[Provided passage]
= = = = =
“You mean corporations aren’t using the bulk of their tax cuts to create jobs and boost workers’ wages like Trump promised? Weird…”
Almost everyone—nonpartisan commentators, economists, and even President Donald Trump’s chief economic adviser—predicted that corporate shareholders and CEOs, not workers, would be the primary beneficiaries of the Republican tax law, and several recent analyses have shown that prediction to be right on the money.
While many corporations immediately launched aggressive PR campaigns crediting the tax plan Trump signed in December with new “investments” in employees, a study by the nonprofit group JUST Capital published on Wednesday found that the sensational headlines touting worker bonuses obscured the fact that the vast majority of the law’s benefits have gone straight to the pockets of wealthy shareholders.
“Post-tax cut raises, bonuses, and other worker investments announced by 90 of the largest publicly-traded corporations average just six percent of the total windfall these companies have received from the biggest tax cut in U.S. history,” the group found.
The analysis also showed that 56 percent of these worker investments came in the form of one-time bonuses, not permanent pay raises.
Additionally, the vast majority of companies examined invested none of their windfall into new jobs, while just a few companies invested a large percentage—a fact that skews JUST Capital’s numbers, making it appear that all of the companies invested more in jobs than they actually did.
Bolstering JUST Capital’s study was a New York Times analysis published on Monday, which found that rather than investing their tax windfalls, companies are using the extra cash to buy their own shares—a practice that further enriches already wealthy executives and investors but does little to nothing for workers or the overall economy.
“American companies have announced more than $178 billion in planned buybacks—the largest amount unveiled in a single quarter, according to Birinyi Associates, a market research firm,” notes Matt Phillips of the Times.
That amount dwarfs the relatively small gains workers are seeing from the tax law.
As the economists Rick Wartzman and William Lazonick noted in a recent op-ed for the Washington Post, the “nation’s workers are getting woefully little, at least relatively speaking.”
“Peeking beyond the PR, our analysis finds that major corporations are planning to spend more than 30 times what they are putting in the wallets of employees on buying back their own stock,” Wartzman and Lazonick concluded.
Many were quick to note in response to the flurry of analyses that this is hardly a surprising outcome.
As the advocacy group Americans for Tax Fairness wrote snarkily on Twitter: “You mean corporations aren’t using the bulk of their tax cuts to create jobs and boost workers wages like Trump promised? Weird…”
= = = = =
[Material shown]
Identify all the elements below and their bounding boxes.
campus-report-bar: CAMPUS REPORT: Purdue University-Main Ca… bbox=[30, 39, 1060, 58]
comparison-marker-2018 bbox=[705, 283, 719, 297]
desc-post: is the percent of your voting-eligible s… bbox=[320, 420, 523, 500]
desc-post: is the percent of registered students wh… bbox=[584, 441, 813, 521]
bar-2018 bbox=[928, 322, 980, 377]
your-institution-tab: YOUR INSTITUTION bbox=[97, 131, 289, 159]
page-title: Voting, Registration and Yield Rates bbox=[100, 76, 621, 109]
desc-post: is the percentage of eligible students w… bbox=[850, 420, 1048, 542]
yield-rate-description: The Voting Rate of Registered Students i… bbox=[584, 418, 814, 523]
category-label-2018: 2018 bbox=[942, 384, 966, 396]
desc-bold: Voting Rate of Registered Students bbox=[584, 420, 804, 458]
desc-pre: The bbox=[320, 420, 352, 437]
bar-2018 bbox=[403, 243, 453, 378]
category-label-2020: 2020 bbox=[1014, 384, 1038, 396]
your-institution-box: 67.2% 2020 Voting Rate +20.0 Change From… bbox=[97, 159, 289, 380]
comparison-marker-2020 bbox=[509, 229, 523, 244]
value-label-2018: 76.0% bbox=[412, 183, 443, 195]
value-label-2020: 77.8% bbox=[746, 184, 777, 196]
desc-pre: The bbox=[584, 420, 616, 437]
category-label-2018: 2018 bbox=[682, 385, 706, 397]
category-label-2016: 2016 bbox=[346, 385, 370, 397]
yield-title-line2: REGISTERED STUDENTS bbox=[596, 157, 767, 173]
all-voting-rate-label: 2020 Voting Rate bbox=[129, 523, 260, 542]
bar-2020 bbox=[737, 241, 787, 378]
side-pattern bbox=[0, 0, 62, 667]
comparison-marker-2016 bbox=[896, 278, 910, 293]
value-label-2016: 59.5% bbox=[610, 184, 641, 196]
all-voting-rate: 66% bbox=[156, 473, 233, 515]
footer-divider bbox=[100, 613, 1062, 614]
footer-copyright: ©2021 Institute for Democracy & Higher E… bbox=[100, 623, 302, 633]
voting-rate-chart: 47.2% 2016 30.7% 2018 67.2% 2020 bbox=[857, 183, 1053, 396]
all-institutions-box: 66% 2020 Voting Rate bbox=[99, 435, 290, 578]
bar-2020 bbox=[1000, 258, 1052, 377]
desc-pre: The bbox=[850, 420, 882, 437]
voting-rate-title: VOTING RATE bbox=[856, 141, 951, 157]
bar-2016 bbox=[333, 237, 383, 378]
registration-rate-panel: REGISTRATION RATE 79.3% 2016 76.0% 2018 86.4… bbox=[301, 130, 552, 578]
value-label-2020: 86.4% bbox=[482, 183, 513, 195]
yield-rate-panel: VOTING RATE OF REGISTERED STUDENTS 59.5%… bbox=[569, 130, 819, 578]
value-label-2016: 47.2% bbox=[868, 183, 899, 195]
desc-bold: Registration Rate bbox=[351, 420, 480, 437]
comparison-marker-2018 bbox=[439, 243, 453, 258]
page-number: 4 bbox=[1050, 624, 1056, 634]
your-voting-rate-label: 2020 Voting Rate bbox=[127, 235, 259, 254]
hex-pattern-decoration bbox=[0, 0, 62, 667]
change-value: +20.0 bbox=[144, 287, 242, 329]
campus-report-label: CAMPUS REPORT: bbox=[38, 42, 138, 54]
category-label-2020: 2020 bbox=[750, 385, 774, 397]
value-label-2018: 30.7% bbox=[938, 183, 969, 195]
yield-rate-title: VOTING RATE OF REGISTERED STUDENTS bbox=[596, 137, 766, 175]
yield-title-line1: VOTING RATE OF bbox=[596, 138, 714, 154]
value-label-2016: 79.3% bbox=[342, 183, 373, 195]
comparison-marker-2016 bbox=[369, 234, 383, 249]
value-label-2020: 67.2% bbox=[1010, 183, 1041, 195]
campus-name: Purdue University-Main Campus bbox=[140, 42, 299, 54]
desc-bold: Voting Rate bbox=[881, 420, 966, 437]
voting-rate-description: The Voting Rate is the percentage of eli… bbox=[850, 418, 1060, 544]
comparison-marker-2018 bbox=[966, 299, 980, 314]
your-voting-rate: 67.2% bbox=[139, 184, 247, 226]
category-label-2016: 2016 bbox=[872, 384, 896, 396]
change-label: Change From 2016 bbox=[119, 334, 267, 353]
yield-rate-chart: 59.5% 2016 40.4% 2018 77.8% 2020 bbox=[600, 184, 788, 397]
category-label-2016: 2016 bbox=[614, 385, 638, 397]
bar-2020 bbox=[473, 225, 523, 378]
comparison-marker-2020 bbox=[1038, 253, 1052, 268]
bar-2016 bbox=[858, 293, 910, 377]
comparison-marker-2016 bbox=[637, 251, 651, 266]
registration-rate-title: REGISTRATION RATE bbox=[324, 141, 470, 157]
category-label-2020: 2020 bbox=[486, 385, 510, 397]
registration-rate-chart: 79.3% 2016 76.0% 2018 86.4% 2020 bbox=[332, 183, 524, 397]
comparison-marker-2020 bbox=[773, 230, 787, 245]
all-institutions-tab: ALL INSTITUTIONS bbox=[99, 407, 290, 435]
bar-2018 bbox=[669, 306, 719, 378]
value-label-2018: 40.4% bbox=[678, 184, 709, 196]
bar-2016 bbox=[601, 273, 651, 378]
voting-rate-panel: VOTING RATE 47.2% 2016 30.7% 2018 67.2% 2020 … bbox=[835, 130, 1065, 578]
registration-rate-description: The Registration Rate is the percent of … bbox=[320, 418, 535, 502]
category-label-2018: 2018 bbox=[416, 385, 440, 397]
= = = = =
[Tasks to complete]
1. List every person named in the article on corporate tax cuts.
2. According to the article on corporate tax cuts, what share of the worker investments came as one-time bonuses?
The rows are separate material from the article.

[Responses per task]
1. Donald Trump, Matt Phillips, Rick Wartzman, William Lazonick

2. 56 percent